▶ _Exercise brief_:
Can you recast the whole listing below as a Markdown table with the columns "No." and "Entry", one numbered row per line and blank lines omitted?

# START OF Records shown

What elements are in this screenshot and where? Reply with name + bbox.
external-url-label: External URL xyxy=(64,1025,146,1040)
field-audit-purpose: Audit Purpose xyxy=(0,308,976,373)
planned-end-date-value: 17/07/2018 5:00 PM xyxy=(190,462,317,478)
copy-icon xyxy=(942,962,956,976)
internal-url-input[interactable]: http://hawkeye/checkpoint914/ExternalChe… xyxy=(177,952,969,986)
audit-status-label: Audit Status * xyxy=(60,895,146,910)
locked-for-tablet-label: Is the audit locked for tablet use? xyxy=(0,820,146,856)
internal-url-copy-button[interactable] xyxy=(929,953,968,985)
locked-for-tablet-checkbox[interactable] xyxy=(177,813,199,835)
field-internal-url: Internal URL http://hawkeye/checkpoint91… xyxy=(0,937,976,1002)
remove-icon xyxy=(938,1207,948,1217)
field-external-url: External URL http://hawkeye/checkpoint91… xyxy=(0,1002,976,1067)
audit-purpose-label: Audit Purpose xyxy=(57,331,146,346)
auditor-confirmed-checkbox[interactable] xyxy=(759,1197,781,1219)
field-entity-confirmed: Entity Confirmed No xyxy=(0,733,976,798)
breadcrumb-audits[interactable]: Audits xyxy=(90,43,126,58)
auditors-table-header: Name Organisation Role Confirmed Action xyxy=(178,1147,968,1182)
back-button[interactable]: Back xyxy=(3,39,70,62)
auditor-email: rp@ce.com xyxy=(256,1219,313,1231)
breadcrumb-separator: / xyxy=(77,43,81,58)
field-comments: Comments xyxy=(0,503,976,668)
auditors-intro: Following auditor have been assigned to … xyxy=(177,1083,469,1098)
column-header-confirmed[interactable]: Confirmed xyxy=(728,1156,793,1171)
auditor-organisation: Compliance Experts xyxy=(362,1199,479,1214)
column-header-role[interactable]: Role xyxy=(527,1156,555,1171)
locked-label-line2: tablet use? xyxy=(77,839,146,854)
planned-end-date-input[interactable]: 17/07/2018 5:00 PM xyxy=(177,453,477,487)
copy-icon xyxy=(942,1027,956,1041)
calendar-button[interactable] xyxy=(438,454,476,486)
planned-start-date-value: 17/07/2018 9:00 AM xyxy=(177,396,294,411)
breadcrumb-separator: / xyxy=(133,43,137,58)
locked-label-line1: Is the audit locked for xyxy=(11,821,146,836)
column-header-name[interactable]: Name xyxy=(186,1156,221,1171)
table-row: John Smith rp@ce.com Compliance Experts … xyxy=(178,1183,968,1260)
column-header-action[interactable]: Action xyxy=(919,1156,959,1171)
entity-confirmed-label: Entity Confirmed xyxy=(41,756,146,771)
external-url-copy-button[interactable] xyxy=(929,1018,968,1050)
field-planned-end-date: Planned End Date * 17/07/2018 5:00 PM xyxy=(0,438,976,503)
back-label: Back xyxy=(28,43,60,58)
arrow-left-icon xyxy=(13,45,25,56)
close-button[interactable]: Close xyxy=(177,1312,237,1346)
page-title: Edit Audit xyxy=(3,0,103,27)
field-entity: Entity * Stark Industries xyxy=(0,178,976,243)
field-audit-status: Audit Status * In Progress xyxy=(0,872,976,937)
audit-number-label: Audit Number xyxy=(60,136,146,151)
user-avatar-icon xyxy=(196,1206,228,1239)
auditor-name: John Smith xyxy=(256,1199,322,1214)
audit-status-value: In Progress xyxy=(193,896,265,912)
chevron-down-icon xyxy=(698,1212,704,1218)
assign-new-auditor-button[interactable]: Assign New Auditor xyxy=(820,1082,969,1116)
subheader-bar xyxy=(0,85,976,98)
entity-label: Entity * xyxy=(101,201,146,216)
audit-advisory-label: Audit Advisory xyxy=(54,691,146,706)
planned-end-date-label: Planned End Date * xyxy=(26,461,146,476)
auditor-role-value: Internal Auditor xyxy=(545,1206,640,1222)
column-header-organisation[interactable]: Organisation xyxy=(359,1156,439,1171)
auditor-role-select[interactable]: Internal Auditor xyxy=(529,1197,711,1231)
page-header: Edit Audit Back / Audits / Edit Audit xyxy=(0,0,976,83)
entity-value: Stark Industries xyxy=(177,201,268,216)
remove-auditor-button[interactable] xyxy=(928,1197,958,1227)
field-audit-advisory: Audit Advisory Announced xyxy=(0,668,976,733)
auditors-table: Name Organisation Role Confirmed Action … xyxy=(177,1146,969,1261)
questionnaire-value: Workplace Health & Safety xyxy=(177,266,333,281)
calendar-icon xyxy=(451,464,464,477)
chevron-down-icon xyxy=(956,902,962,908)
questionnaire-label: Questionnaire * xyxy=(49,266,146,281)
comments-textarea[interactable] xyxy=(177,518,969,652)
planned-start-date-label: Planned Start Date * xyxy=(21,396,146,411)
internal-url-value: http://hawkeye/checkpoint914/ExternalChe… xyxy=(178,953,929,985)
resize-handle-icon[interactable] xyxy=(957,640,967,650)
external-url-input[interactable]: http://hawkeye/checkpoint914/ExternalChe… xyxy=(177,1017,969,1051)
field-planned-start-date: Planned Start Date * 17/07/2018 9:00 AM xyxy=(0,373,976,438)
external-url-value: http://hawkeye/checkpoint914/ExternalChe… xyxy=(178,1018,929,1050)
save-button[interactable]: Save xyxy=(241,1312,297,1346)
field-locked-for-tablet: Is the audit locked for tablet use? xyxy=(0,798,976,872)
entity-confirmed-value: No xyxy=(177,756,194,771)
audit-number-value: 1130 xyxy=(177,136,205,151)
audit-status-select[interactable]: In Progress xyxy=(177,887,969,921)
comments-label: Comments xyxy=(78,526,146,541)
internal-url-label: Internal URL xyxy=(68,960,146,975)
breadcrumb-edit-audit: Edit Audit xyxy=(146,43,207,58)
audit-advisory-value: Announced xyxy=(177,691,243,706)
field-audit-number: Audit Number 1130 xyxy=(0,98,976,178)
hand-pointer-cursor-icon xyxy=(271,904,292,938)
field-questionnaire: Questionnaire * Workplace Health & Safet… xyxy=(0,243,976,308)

# END OF Records shown

▶ _Written reply_:
| No. | Entry |
|---|---|
| 1 | What elements are in this screenshot and where? Reply with name + bbox. |
| 2 | external-url-label: External URL xyxy=(64,1025,146,1040) |
| 3 | field-audit-purpose: Audit Purpose xyxy=(0,308,976,373) |
| 4 | planned-end-date-value: 17/07/2018 5:00 PM xyxy=(190,462,317,478) |
| 5 | copy-icon xyxy=(942,962,956,976) |
| 6 | internal-url-input[interactable]: http://hawkeye/checkpoint914/ExternalChe… xyxy=(177,952,969,986) |
| 7 | audit-status-label: Audit Status * xyxy=(60,895,146,910) |
| 8 | locked-for-tablet-label: Is the audit locked for tablet use? xyxy=(0,820,146,856) |
| 9 | internal-url-copy-button[interactable] xyxy=(929,953,968,985) |
| 10 | locked-for-tablet-checkbox[interactable] xyxy=(177,813,199,835) |
| 11 | field-internal-url: Internal URL http://hawkeye/checkpoint91… xyxy=(0,937,976,1002) |
| 12 | remove-icon xyxy=(938,1207,948,1217) |
| 13 | field-external-url: External URL http://hawkeye/checkpoint91… xyxy=(0,1002,976,1067) |
| 14 | audit-purpose-label: Audit Purpose xyxy=(57,331,146,346) |
| 15 | auditor-confirmed-checkbox[interactable] xyxy=(759,1197,781,1219) |
| 16 | field-entity-confirmed: Entity Confirmed No xyxy=(0,733,976,798) |
| 17 | breadcrumb-audits[interactable]: Audits xyxy=(90,43,126,58) |
| 18 | auditors-table-header: Name Organisation Role Confirmed Action xyxy=(178,1147,968,1182) |
| 19 | back-button[interactable]: Back xyxy=(3,39,70,62) |
| 20 | auditor-email: rp@ce.com xyxy=(256,1219,313,1231) |
| 21 | breadcrumb-separator: / xyxy=(77,43,81,58) |
| 22 | field-comments: Comments xyxy=(0,503,976,668) |
| 23 | auditors-intro: Following auditor have been assigned to … xyxy=(177,1083,469,1098) |
| 24 | column-header-confirmed[interactable]: Confirmed xyxy=(728,1156,793,1171) |
| 25 | auditor-organisation: Compliance Experts xyxy=(362,1199,479,1214) |
| 26 | column-header-role[interactable]: Role xyxy=(527,1156,555,1171) |
| 27 | locked-label-line2: tablet use? xyxy=(77,839,146,854) |
| 28 | planned-end-date-input[interactable]: 17/07/2018 5:00 PM xyxy=(177,453,477,487) |
| 29 | copy-icon xyxy=(942,1027,956,1041) |
| 30 | calendar-button[interactable] xyxy=(438,454,476,486) |
| 31 | planned-start-date-value: 17/07/2018 9:00 AM xyxy=(177,396,294,411) |
| 32 | breadcrumb-separator: / xyxy=(133,43,137,58) |
| 33 | locked-label-line1: Is the audit locked for xyxy=(11,821,146,836) |
| 34 | column-header-name[interactable]: Name xyxy=(186,1156,221,1171) |
| 35 | table-row: John Smith rp@ce.com Compliance Experts … xyxy=(178,1183,968,1260) |
| 36 | column-header-action[interactable]: Action xyxy=(919,1156,959,1171) |
| 37 | entity-confirmed-label: Entity Confirmed xyxy=(41,756,146,771) |
| 38 | external-url-copy-button[interactable] xyxy=(929,1018,968,1050) |
| 39 | field-planned-end-date: Planned End Date * 17/07/2018 5:00 PM xyxy=(0,438,976,503) |
| 40 | back-label: Back xyxy=(28,43,60,58) |
| 41 | arrow-left-icon xyxy=(13,45,25,56) |
| 42 | close-button[interactable]: Close xyxy=(177,1312,237,1346) |
| 43 | page-title: Edit Audit xyxy=(3,0,103,27) |
| 44 | field-entity: Entity * Stark Industries xyxy=(0,178,976,243) |
| 45 | field-audit-status: Audit Status * In Progress xyxy=(0,872,976,937) |
| 46 | audit-number-label: Audit Number xyxy=(60,136,146,151) |
| 47 | user-avatar-icon xyxy=(196,1206,228,1239) |
| 48 | auditor-name: John Smith xyxy=(256,1199,322,1214) |
| 49 | audit-status-value: In Progress xyxy=(193,896,265,912) |
| 50 | chevron-down-icon xyxy=(698,1212,704,1218) |
| 51 | assign-new-auditor-button[interactable]: Assign New Auditor xyxy=(820,1082,969,1116) |
| 52 | subheader-bar xyxy=(0,85,976,98) |
| 53 | entity-label: Entity * xyxy=(101,201,146,216) |
| 54 | audit-advisory-label: Audit Advisory xyxy=(54,691,146,706) |
| 55 | planned-end-date-label: Planned End Date * xyxy=(26,461,146,476) |
| 56 | auditor-role-value: Internal Auditor xyxy=(545,1206,640,1222) |
| 57 | column-header-organisation[interactable]: Organisation xyxy=(359,1156,439,1171) |
| 58 | auditor-role-select[interactable]: Internal Auditor xyxy=(529,1197,711,1231) |
| 59 | page-header: Edit Audit Back / Audits / Edit Audit xyxy=(0,0,976,83) |
| 60 | entity-value: Stark Industries xyxy=(177,201,268,216) |
| 61 | remove-auditor-button[interactable] xyxy=(928,1197,958,1227) |
| 62 | field-audit-advisory: Audit Advisory Announced xyxy=(0,668,976,733) |
| 63 | auditors-table: Name Organisation Role Confirmed Action … xyxy=(177,1146,969,1261) |
| 64 | questionnaire-value: Workplace Health & Safety xyxy=(177,266,333,281) |
| 65 | calendar-icon xyxy=(451,464,464,477) |
| 66 | chevron-down-icon xyxy=(956,902,962,908) |
| 67 | questionnaire-label: Questionnaire * xyxy=(49,266,146,281) |
| 68 | comments-textarea[interactable] xyxy=(177,518,969,652) |
| 69 | planned-start-date-label: Planned Start Date * xyxy=(21,396,146,411) |
| 70 | internal-url-value: http://hawkeye/checkpoint914/ExternalChe… xyxy=(178,953,929,985) |
| 71 | resize-handle-icon[interactable] xyxy=(957,640,967,650) |
| 72 | external-url-input[interactable]: http://hawkeye/checkpoint914/ExternalChe… xyxy=(177,1017,969,1051) |
| 73 | field-planned-start-date: Planned Start Date * 17/07/2018 9:00 AM xyxy=(0,373,976,438) |
| 74 | external-url-value: http://hawkeye/checkpoint914/ExternalChe… xyxy=(178,1018,929,1050) |
| 75 | save-button[interactable]: Save xyxy=(241,1312,297,1346) |
| 76 | field-locked-for-tablet: Is the audit locked for tablet use? xyxy=(0,798,976,872) |
| 77 | entity-confirmed-value: No xyxy=(177,756,194,771) |
| 78 | audit-number-value: 1130 xyxy=(177,136,205,151) |
| 79 | audit-status-select[interactable]: In Progress xyxy=(177,887,969,921) |
| 80 | comments-label: Comments xyxy=(78,526,146,541) |
| 81 | internal-url-label: Internal URL xyxy=(68,960,146,975) |
| 82 | breadcrumb-edit-audit: Edit Audit xyxy=(146,43,207,58) |
| 83 | audit-advisory-value: Announced xyxy=(177,691,243,706) |
| 84 | field-audit-number: Audit Number 1130 xyxy=(0,98,976,178) |
| 85 | hand-pointer-cursor-icon xyxy=(271,904,292,938) |
| 86 | field-questionnaire: Questionnaire * Workplace Health & Safet… xyxy=(0,243,976,308) |